THE PROBLEM: Transcribe all the entries word for word, skipping the pictures.

RECORDS FOR PROCESSING:

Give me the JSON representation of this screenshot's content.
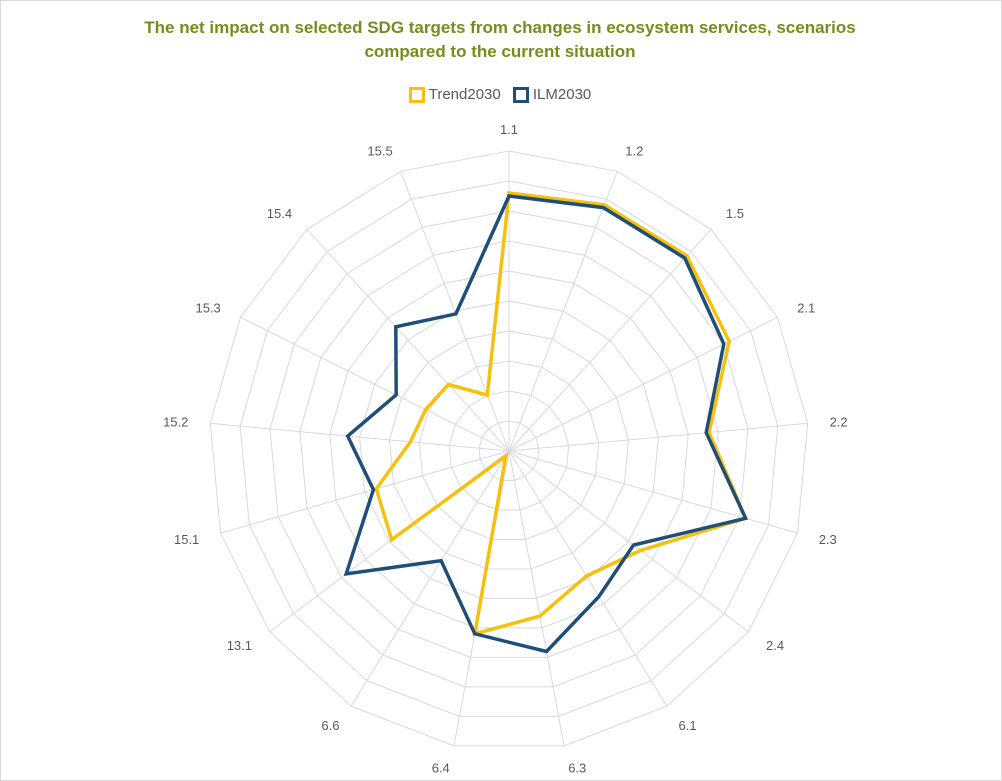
{
  "chart_data": {
    "type": "radar",
    "title": "The net impact on selected SDG targets from changes in ecosystem services, scenarios compared to the current situation",
    "categories": [
      "1.1",
      "1.2",
      "1.5",
      "2.1",
      "2.2",
      "2.3",
      "2.4",
      "6.1",
      "6.3",
      "6.4",
      "6.6",
      "13.1",
      "15.1",
      "15.2",
      "15.3",
      "15.4",
      "15.5"
    ],
    "rlim": [
      0,
      10
    ],
    "grid": true,
    "legend_position": "top",
    "series": [
      {
        "name": "Trend2030",
        "color": "#f5c10e",
        "values": [
          8.6,
          8.8,
          8.8,
          8.2,
          6.7,
          8.2,
          5.5,
          4.9,
          5.6,
          6.2,
          0.2,
          4.9,
          4.6,
          3.3,
          3.1,
          3.0,
          2.0
        ]
      },
      {
        "name": "ILM2030",
        "color": "#1f4e79",
        "values": [
          8.5,
          8.7,
          8.7,
          8.0,
          6.6,
          8.2,
          5.2,
          5.7,
          6.8,
          6.2,
          4.3,
          6.8,
          4.7,
          5.4,
          4.2,
          5.6,
          4.9
        ]
      }
    ]
  }
}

OUTPUT OF THE EXERCISE:
Give me the JSON representation of this screenshot's content.
{
  "chart_data": {
    "type": "radar",
    "title": "The net impact on selected SDG targets from changes in ecosystem services, scenarios compared to the current situation",
    "categories": [
      "1.1",
      "1.2",
      "1.5",
      "2.1",
      "2.2",
      "2.3",
      "2.4",
      "6.1",
      "6.3",
      "6.4",
      "6.6",
      "13.1",
      "15.1",
      "15.2",
      "15.3",
      "15.4",
      "15.5"
    ],
    "rlim": [
      0,
      10
    ],
    "grid": true,
    "legend_position": "top",
    "series": [
      {
        "name": "Trend2030",
        "color": "#f5c10e",
        "values": [
          8.6,
          8.8,
          8.8,
          8.2,
          6.7,
          8.2,
          5.5,
          4.9,
          5.6,
          6.2,
          0.2,
          4.9,
          4.6,
          3.3,
          3.1,
          3.0,
          2.0
        ]
      },
      {
        "name": "ILM2030",
        "color": "#1f4e79",
        "values": [
          8.5,
          8.7,
          8.7,
          8.0,
          6.6,
          8.2,
          5.2,
          5.7,
          6.8,
          6.2,
          4.3,
          6.8,
          4.7,
          5.4,
          4.2,
          5.6,
          4.9
        ]
      }
    ]
  }
}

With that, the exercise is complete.